** EXERCISE **
Print the data exactly as it is given, please.
=-=-=-=-=
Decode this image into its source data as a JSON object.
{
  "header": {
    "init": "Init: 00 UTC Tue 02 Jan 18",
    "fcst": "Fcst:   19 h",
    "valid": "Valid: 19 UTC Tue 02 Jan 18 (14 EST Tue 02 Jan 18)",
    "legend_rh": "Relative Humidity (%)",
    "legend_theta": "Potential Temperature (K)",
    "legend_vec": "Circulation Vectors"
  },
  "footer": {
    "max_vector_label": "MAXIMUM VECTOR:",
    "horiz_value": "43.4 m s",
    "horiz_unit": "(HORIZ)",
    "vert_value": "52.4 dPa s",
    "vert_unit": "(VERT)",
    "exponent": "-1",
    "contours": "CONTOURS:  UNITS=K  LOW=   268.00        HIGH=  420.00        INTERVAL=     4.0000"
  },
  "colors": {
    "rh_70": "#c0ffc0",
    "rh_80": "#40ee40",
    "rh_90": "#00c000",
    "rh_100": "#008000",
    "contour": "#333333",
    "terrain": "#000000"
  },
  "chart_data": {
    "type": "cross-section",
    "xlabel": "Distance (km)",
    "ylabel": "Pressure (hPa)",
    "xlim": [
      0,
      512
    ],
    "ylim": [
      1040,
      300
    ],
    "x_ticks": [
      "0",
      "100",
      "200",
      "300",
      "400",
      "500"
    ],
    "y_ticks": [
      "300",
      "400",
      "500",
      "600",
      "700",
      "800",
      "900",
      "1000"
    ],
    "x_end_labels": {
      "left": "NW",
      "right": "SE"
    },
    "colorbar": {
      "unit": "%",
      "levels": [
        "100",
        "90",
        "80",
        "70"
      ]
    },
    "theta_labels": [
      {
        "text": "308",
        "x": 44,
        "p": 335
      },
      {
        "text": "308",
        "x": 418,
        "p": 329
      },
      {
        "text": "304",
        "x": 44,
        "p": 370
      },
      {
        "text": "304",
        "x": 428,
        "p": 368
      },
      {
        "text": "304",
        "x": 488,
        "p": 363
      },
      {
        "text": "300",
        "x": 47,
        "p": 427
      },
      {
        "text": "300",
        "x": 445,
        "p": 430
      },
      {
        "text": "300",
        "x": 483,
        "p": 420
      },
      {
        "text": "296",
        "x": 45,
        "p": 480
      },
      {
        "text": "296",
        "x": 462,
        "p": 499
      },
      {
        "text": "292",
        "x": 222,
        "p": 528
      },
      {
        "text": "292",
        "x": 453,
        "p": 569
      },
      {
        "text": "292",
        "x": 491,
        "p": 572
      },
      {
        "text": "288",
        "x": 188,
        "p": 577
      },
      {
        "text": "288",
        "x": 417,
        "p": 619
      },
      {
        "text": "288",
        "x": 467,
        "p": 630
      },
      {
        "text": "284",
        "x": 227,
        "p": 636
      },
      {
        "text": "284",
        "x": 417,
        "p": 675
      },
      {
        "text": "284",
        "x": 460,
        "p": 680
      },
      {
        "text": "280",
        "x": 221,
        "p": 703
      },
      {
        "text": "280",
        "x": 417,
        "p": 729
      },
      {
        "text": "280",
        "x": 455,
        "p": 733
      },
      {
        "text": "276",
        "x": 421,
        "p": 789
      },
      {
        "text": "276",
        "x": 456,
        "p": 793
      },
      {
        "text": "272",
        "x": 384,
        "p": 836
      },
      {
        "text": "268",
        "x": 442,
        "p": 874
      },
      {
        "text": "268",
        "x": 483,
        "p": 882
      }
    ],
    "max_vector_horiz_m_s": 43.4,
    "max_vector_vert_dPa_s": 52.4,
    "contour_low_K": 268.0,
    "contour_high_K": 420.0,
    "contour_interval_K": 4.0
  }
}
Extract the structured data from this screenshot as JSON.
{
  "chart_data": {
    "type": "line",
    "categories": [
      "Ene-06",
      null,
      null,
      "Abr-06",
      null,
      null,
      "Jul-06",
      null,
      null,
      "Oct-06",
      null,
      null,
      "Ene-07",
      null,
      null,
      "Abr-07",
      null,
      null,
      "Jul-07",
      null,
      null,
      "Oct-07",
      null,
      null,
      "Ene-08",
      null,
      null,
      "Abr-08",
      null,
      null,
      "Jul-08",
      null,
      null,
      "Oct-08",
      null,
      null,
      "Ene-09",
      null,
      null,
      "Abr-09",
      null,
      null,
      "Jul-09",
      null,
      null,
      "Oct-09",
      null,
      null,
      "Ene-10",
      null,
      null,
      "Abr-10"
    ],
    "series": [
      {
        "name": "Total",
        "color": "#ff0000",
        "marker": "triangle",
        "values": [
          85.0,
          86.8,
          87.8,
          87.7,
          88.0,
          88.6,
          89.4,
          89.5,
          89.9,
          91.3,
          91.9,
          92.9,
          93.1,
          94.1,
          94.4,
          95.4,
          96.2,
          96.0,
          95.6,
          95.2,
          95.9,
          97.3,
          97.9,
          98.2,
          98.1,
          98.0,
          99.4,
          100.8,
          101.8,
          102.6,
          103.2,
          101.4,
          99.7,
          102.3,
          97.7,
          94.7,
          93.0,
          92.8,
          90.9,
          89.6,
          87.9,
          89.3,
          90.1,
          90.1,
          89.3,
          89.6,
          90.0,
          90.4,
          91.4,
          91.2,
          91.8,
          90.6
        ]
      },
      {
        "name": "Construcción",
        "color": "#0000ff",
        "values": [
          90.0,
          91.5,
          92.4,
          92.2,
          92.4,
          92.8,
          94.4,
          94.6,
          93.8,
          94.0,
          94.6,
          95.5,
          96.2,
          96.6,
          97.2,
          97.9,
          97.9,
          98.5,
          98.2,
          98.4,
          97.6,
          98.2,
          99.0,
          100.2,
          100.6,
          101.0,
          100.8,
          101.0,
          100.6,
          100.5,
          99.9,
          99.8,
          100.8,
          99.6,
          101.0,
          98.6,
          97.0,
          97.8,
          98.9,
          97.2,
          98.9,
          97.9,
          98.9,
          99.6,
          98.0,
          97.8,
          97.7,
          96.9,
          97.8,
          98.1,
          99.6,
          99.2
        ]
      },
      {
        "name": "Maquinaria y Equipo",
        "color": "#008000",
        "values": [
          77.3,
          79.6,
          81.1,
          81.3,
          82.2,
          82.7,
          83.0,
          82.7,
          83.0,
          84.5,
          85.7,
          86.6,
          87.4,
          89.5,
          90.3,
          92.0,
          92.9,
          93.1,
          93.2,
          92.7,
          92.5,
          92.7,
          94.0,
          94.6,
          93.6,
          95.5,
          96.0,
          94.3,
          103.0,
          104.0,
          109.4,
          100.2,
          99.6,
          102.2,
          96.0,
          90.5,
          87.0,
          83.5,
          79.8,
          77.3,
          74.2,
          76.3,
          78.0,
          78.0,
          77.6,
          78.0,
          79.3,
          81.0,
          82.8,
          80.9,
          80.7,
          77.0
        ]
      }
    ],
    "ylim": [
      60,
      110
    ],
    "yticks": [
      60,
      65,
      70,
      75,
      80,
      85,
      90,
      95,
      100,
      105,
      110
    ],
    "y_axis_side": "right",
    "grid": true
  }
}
=-=-=-=-=
** EXPECTED OUTPUT **
Decode this image into its source data as a JSON object.
{
  "header": {
    "init": "Init: 00 UTC Tue 02 Jan 18",
    "fcst": "Fcst:   19 h",
    "valid": "Valid: 19 UTC Tue 02 Jan 18 (14 EST Tue 02 Jan 18)",
    "legend_rh": "Relative Humidity (%)",
    "legend_theta": "Potential Temperature (K)",
    "legend_vec": "Circulation Vectors"
  },
  "footer": {
    "max_vector_label": "MAXIMUM VECTOR:",
    "horiz_value": "43.4 m s",
    "horiz_unit": "(HORIZ)",
    "vert_value": "52.4 dPa s",
    "vert_unit": "(VERT)",
    "exponent": "-1",
    "contours": "CONTOURS:  UNITS=K  LOW=   268.00        HIGH=  420.00        INTERVAL=     4.0000"
  },
  "colors": {
    "rh_70": "#c0ffc0",
    "rh_80": "#40ee40",
    "rh_90": "#00c000",
    "rh_100": "#008000",
    "contour": "#333333",
    "terrain": "#000000"
  },
  "chart_data": {
    "type": "cross-section",
    "xlabel": "Distance (km)",
    "ylabel": "Pressure (hPa)",
    "xlim": [
      0,
      512
    ],
    "ylim": [
      1040,
      300
    ],
    "x_ticks": [
      "0",
      "100",
      "200",
      "300",
      "400",
      "500"
    ],
    "y_ticks": [
      "300",
      "400",
      "500",
      "600",
      "700",
      "800",
      "900",
      "1000"
    ],
    "x_end_labels": {
      "left": "NW",
      "right": "SE"
    },
    "colorbar": {
      "unit": "%",
      "levels": [
        "100",
        "90",
        "80",
        "70"
      ]
    },
    "theta_labels": [
      {
        "text": "308",
        "x": 44,
        "p": 335
      },
      {
        "text": "308",
        "x": 418,
        "p": 329
      },
      {
        "text": "304",
        "x": 44,
        "p": 370
      },
      {
        "text": "304",
        "x": 428,
        "p": 368
      },
      {
        "text": "304",
        "x": 488,
        "p": 363
      },
      {
        "text": "300",
        "x": 47,
        "p": 427
      },
      {
        "text": "300",
        "x": 445,
        "p": 430
      },
      {
        "text": "300",
        "x": 483,
        "p": 420
      },
      {
        "text": "296",
        "x": 45,
        "p": 480
      },
      {
        "text": "296",
        "x": 462,
        "p": 499
      },
      {
        "text": "292",
        "x": 222,
        "p": 528
      },
      {
        "text": "292",
        "x": 453,
        "p": 569
      },
      {
        "text": "292",
        "x": 491,
        "p": 572
      },
      {
        "text": "288",
        "x": 188,
        "p": 577
      },
      {
        "text": "288",
        "x": 417,
        "p": 619
      },
      {
        "text": "288",
        "x": 467,
        "p": 630
      },
      {
        "text": "284",
        "x": 227,
        "p": 636
      },
      {
        "text": "284",
        "x": 417,
        "p": 675
      },
      {
        "text": "284",
        "x": 460,
        "p": 680
      },
      {
        "text": "280",
        "x": 221,
        "p": 703
      },
      {
        "text": "280",
        "x": 417,
        "p": 729
      },
      {
        "text": "280",
        "x": 455,
        "p": 733
      },
      {
        "text": "276",
        "x": 421,
        "p": 789
      },
      {
        "text": "276",
        "x": 456,
        "p": 793
      },
      {
        "text": "272",
        "x": 384,
        "p": 836
      },
      {
        "text": "268",
        "x": 442,
        "p": 874
      },
      {
        "text": "268",
        "x": 483,
        "p": 882
      }
    ],
    "max_vector_horiz_m_s": 43.4,
    "max_vector_vert_dPa_s": 52.4,
    "contour_low_K": 268.0,
    "contour_high_K": 420.0,
    "contour_interval_K": 4.0
  }
}
Extract the structured data from this screenshot as JSON.
{
  "chart_data": {
    "type": "line",
    "categories": [
      "Ene-06",
      null,
      null,
      "Abr-06",
      null,
      null,
      "Jul-06",
      null,
      null,
      "Oct-06",
      null,
      null,
      "Ene-07",
      null,
      null,
      "Abr-07",
      null,
      null,
      "Jul-07",
      null,
      null,
      "Oct-07",
      null,
      null,
      "Ene-08",
      null,
      null,
      "Abr-08",
      null,
      null,
      "Jul-08",
      null,
      null,
      "Oct-08",
      null,
      null,
      "Ene-09",
      null,
      null,
      "Abr-09",
      null,
      null,
      "Jul-09",
      null,
      null,
      "Oct-09",
      null,
      null,
      "Ene-10",
      null,
      null,
      "Abr-10"
    ],
    "series": [
      {
        "name": "Total",
        "color": "#ff0000",
        "marker": "triangle",
        "values": [
          85.0,
          86.8,
          87.8,
          87.7,
          88.0,
          88.6,
          89.4,
          89.5,
          89.9,
          91.3,
          91.9,
          92.9,
          93.1,
          94.1,
          94.4,
          95.4,
          96.2,
          96.0,
          95.6,
          95.2,
          95.9,
          97.3,
          97.9,
          98.2,
          98.1,
          98.0,
          99.4,
          100.8,
          101.8,
          102.6,
          103.2,
          101.4,
          99.7,
          102.3,
          97.7,
          94.7,
          93.0,
          92.8,
          90.9,
          89.6,
          87.9,
          89.3,
          90.1,
          90.1,
          89.3,
          89.6,
          90.0,
          90.4,
          91.4,
          91.2,
          91.8,
          90.6
        ]
      },
      {
        "name": "Construcción",
        "color": "#0000ff",
        "values": [
          90.0,
          91.5,
          92.4,
          92.2,
          92.4,
          92.8,
          94.4,
          94.6,
          93.8,
          94.0,
          94.6,
          95.5,
          96.2,
          96.6,
          97.2,
          97.9,
          97.9,
          98.5,
          98.2,
          98.4,
          97.6,
          98.2,
          99.0,
          100.2,
          100.6,
          101.0,
          100.8,
          101.0,
          100.6,
          100.5,
          99.9,
          99.8,
          100.8,
          99.6,
          101.0,
          98.6,
          97.0,
          97.8,
          98.9,
          97.2,
          98.9,
          97.9,
          98.9,
          99.6,
          98.0,
          97.8,
          97.7,
          96.9,
          97.8,
          98.1,
          99.6,
          99.2
        ]
      },
      {
        "name": "Maquinaria y Equipo",
        "color": "#008000",
        "values": [
          77.3,
          79.6,
          81.1,
          81.3,
          82.2,
          82.7,
          83.0,
          82.7,
          83.0,
          84.5,
          85.7,
          86.6,
          87.4,
          89.5,
          90.3,
          92.0,
          92.9,
          93.1,
          93.2,
          92.7,
          92.5,
          92.7,
          94.0,
          94.6,
          93.6,
          95.5,
          96.0,
          94.3,
          103.0,
          104.0,
          109.4,
          100.2,
          99.6,
          102.2,
          96.0,
          90.5,
          87.0,
          83.5,
          79.8,
          77.3,
          74.2,
          76.3,
          78.0,
          78.0,
          77.6,
          78.0,
          79.3,
          81.0,
          82.8,
          80.9,
          80.7,
          77.0
        ]
      }
    ],
    "ylim": [
      60,
      110
    ],
    "yticks": [
      60,
      65,
      70,
      75,
      80,
      85,
      90,
      95,
      100,
      105,
      110
    ],
    "y_axis_side": "right",
    "grid": true
  }
}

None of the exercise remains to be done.